[SHORT EXERCISE] Every entry needs to be reproduced exactly.

[SOURCE DATA]
start

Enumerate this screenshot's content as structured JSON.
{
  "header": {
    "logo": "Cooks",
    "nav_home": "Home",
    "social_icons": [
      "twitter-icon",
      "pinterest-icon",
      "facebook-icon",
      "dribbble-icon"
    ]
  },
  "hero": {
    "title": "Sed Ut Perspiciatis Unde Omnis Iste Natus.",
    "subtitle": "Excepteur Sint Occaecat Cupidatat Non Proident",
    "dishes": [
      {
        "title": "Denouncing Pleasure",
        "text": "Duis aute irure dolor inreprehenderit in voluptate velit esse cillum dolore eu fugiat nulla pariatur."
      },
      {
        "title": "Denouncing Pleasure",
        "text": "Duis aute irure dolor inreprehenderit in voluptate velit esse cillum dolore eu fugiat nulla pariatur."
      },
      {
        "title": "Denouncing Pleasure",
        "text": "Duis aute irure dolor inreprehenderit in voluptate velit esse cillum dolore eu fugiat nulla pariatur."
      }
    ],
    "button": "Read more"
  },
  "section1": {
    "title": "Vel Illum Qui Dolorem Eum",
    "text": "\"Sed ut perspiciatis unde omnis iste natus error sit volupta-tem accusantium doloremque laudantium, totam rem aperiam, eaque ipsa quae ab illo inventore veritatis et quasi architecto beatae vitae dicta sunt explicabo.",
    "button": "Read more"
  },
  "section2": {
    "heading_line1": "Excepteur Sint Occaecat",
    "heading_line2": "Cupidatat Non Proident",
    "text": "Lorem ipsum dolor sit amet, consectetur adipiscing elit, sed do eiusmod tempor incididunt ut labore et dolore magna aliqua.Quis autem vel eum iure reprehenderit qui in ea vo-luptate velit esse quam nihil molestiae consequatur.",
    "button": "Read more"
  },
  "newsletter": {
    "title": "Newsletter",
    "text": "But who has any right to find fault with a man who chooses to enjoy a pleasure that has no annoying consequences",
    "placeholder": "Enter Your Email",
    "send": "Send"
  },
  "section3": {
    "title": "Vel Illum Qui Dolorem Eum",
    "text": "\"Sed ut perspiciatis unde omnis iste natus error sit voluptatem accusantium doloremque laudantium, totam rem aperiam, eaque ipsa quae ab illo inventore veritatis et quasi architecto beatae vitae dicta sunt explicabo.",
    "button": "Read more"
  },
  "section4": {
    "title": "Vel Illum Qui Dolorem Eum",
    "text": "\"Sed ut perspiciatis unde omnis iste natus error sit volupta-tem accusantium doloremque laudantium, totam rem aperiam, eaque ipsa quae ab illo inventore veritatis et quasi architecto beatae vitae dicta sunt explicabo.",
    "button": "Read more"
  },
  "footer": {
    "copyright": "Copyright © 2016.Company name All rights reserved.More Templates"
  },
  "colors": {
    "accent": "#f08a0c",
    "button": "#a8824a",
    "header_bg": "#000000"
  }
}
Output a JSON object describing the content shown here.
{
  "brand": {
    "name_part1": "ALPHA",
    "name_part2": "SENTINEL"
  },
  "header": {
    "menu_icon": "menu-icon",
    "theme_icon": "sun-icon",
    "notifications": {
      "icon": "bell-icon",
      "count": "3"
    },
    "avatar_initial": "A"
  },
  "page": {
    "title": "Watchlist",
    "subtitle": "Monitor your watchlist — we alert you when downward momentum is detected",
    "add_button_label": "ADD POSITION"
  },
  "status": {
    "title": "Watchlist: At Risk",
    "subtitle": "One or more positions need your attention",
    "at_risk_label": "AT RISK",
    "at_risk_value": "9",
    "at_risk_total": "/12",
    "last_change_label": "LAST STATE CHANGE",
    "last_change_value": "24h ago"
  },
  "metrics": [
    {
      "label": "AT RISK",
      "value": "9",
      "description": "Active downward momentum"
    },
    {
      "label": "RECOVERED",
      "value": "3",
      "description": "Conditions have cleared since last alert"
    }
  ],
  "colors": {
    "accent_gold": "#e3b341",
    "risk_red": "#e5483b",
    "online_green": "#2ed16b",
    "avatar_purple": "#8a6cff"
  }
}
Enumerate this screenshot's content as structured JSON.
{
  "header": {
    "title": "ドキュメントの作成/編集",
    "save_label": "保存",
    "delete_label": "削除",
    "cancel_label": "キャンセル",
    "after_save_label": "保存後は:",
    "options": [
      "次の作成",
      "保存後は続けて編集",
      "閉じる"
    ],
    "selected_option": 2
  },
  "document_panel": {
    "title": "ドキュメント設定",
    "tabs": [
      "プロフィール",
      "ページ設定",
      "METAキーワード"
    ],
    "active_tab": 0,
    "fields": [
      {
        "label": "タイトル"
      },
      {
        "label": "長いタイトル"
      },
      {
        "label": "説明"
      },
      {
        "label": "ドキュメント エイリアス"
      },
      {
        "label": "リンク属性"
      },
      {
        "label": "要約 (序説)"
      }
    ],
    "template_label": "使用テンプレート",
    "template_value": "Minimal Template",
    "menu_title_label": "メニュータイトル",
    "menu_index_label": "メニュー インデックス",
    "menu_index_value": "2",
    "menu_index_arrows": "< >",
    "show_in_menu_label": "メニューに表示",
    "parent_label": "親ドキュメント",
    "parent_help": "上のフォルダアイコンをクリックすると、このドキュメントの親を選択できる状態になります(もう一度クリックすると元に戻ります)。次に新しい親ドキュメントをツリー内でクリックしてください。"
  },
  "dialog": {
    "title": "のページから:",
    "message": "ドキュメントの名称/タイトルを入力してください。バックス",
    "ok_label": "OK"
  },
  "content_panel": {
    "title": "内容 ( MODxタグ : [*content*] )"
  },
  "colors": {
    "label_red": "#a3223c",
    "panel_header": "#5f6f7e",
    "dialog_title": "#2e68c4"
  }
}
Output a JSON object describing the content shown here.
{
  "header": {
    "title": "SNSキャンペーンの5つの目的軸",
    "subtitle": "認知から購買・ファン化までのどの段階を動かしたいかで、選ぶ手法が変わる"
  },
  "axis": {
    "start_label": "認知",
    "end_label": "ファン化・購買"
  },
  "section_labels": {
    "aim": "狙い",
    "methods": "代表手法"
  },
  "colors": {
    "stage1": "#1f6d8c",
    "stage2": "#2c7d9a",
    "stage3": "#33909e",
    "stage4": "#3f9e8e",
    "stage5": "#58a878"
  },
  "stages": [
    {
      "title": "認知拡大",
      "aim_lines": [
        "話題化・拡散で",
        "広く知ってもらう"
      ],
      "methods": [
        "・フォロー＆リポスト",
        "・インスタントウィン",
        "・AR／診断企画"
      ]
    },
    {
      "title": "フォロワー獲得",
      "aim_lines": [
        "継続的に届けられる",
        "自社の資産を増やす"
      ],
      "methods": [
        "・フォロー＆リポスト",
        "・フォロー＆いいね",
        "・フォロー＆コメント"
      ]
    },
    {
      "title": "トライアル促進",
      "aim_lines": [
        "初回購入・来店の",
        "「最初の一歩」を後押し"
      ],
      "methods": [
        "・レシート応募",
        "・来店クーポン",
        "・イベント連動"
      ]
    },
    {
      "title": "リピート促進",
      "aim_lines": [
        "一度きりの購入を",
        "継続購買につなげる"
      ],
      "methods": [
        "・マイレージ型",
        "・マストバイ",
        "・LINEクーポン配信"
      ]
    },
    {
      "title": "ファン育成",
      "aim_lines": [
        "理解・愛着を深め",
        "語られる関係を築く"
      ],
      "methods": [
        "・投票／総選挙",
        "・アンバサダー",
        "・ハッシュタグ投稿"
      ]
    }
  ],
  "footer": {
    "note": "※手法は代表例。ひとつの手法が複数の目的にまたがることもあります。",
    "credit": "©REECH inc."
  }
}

end

[RIGHT ANSWER]
Enumerate this screenshot's content as structured JSON.
{
  "header": {
    "logo": "Cooks",
    "nav_home": "Home",
    "social_icons": [
      "twitter-icon",
      "pinterest-icon",
      "facebook-icon",
      "dribbble-icon"
    ]
  },
  "hero": {
    "title": "Sed Ut Perspiciatis Unde Omnis Iste Natus.",
    "subtitle": "Excepteur Sint Occaecat Cupidatat Non Proident",
    "dishes": [
      {
        "title": "Denouncing Pleasure",
        "text": "Duis aute irure dolor inreprehenderit in voluptate velit esse cillum dolore eu fugiat nulla pariatur."
      },
      {
        "title": "Denouncing Pleasure",
        "text": "Duis aute irure dolor inreprehenderit in voluptate velit esse cillum dolore eu fugiat nulla pariatur."
      },
      {
        "title": "Denouncing Pleasure",
        "text": "Duis aute irure dolor inreprehenderit in voluptate velit esse cillum dolore eu fugiat nulla pariatur."
      }
    ],
    "button": "Read more"
  },
  "section1": {
    "title": "Vel Illum Qui Dolorem Eum",
    "text": "\"Sed ut perspiciatis unde omnis iste natus error sit volupta-tem accusantium doloremque laudantium, totam rem aperiam, eaque ipsa quae ab illo inventore veritatis et quasi architecto beatae vitae dicta sunt explicabo.",
    "button": "Read more"
  },
  "section2": {
    "heading_line1": "Excepteur Sint Occaecat",
    "heading_line2": "Cupidatat Non Proident",
    "text": "Lorem ipsum dolor sit amet, consectetur adipiscing elit, sed do eiusmod tempor incididunt ut labore et dolore magna aliqua.Quis autem vel eum iure reprehenderit qui in ea vo-luptate velit esse quam nihil molestiae consequatur.",
    "button": "Read more"
  },
  "newsletter": {
    "title": "Newsletter",
    "text": "But who has any right to find fault with a man who chooses to enjoy a pleasure that has no annoying consequences",
    "placeholder": "Enter Your Email",
    "send": "Send"
  },
  "section3": {
    "title": "Vel Illum Qui Dolorem Eum",
    "text": "\"Sed ut perspiciatis unde omnis iste natus error sit voluptatem accusantium doloremque laudantium, totam rem aperiam, eaque ipsa quae ab illo inventore veritatis et quasi architecto beatae vitae dicta sunt explicabo.",
    "button": "Read more"
  },
  "section4": {
    "title": "Vel Illum Qui Dolorem Eum",
    "text": "\"Sed ut perspiciatis unde omnis iste natus error sit volupta-tem accusantium doloremque laudantium, totam rem aperiam, eaque ipsa quae ab illo inventore veritatis et quasi architecto beatae vitae dicta sunt explicabo.",
    "button": "Read more"
  },
  "footer": {
    "copyright": "Copyright © 2016.Company name All rights reserved.More Templates"
  },
  "colors": {
    "accent": "#f08a0c",
    "button": "#a8824a",
    "header_bg": "#000000"
  }
}
Output a JSON object describing the content shown here.
{
  "brand": {
    "name_part1": "ALPHA",
    "name_part2": "SENTINEL"
  },
  "header": {
    "menu_icon": "menu-icon",
    "theme_icon": "sun-icon",
    "notifications": {
      "icon": "bell-icon",
      "count": "3"
    },
    "avatar_initial": "A"
  },
  "page": {
    "title": "Watchlist",
    "subtitle": "Monitor your watchlist — we alert you when downward momentum is detected",
    "add_button_label": "ADD POSITION"
  },
  "status": {
    "title": "Watchlist: At Risk",
    "subtitle": "One or more positions need your attention",
    "at_risk_label": "AT RISK",
    "at_risk_value": "9",
    "at_risk_total": "/12",
    "last_change_label": "LAST STATE CHANGE",
    "last_change_value": "24h ago"
  },
  "metrics": [
    {
      "label": "AT RISK",
      "value": "9",
      "description": "Active downward momentum"
    },
    {
      "label": "RECOVERED",
      "value": "3",
      "description": "Conditions have cleared since last alert"
    }
  ],
  "colors": {
    "accent_gold": "#e3b341",
    "risk_red": "#e5483b",
    "online_green": "#2ed16b",
    "avatar_purple": "#8a6cff"
  }
}
Enumerate this screenshot's content as structured JSON.
{
  "header": {
    "title": "ドキュメントの作成/編集",
    "save_label": "保存",
    "delete_label": "削除",
    "cancel_label": "キャンセル",
    "after_save_label": "保存後は:",
    "options": [
      "次の作成",
      "保存後は続けて編集",
      "閉じる"
    ],
    "selected_option": 2
  },
  "document_panel": {
    "title": "ドキュメント設定",
    "tabs": [
      "プロフィール",
      "ページ設定",
      "METAキーワード"
    ],
    "active_tab": 0,
    "fields": [
      {
        "label": "タイトル"
      },
      {
        "label": "長いタイトル"
      },
      {
        "label": "説明"
      },
      {
        "label": "ドキュメント エイリアス"
      },
      {
        "label": "リンク属性"
      },
      {
        "label": "要約 (序説)"
      }
    ],
    "template_label": "使用テンプレート",
    "template_value": "Minimal Template",
    "menu_title_label": "メニュータイトル",
    "menu_index_label": "メニュー インデックス",
    "menu_index_value": "2",
    "menu_index_arrows": "< >",
    "show_in_menu_label": "メニューに表示",
    "parent_label": "親ドキュメント",
    "parent_help": "上のフォルダアイコンをクリックすると、このドキュメントの親を選択できる状態になります(もう一度クリックすると元に戻ります)。次に新しい親ドキュメントをツリー内でクリックしてください。"
  },
  "dialog": {
    "title": "のページから:",
    "message": "ドキュメントの名称/タイトルを入力してください。バックス",
    "ok_label": "OK"
  },
  "content_panel": {
    "title": "内容 ( MODxタグ : [*content*] )"
  },
  "colors": {
    "label_red": "#a3223c",
    "panel_header": "#5f6f7e",
    "dialog_title": "#2e68c4"
  }
}
Output a JSON object describing the content shown here.
{
  "header": {
    "title": "SNSキャンペーンの5つの目的軸",
    "subtitle": "認知から購買・ファン化までのどの段階を動かしたいかで、選ぶ手法が変わる"
  },
  "axis": {
    "start_label": "認知",
    "end_label": "ファン化・購買"
  },
  "section_labels": {
    "aim": "狙い",
    "methods": "代表手法"
  },
  "colors": {
    "stage1": "#1f6d8c",
    "stage2": "#2c7d9a",
    "stage3": "#33909e",
    "stage4": "#3f9e8e",
    "stage5": "#58a878"
  },
  "stages": [
    {
      "title": "認知拡大",
      "aim_lines": [
        "話題化・拡散で",
        "広く知ってもらう"
      ],
      "methods": [
        "・フォロー＆リポスト",
        "・インスタントウィン",
        "・AR／診断企画"
      ]
    },
    {
      "title": "フォロワー獲得",
      "aim_lines": [
        "継続的に届けられる",
        "自社の資産を増やす"
      ],
      "methods": [
        "・フォロー＆リポスト",
        "・フォロー＆いいね",
        "・フォロー＆コメント"
      ]
    },
    {
      "title": "トライアル促進",
      "aim_lines": [
        "初回購入・来店の",
        "「最初の一歩」を後押し"
      ],
      "methods": [
        "・レシート応募",
        "・来店クーポン",
        "・イベント連動"
      ]
    },
    {
      "title": "リピート促進",
      "aim_lines": [
        "一度きりの購入を",
        "継続購買につなげる"
      ],
      "methods": [
        "・マイレージ型",
        "・マストバイ",
        "・LINEクーポン配信"
      ]
    },
    {
      "title": "ファン育成",
      "aim_lines": [
        "理解・愛着を深め",
        "語られる関係を築く"
      ],
      "methods": [
        "・投票／総選挙",
        "・アンバサダー",
        "・ハッシュタグ投稿"
      ]
    }
  ],
  "footer": {
    "note": "※手法は代表例。ひとつの手法が複数の目的にまたがることもあります。",
    "credit": "©REECH inc."
  }
}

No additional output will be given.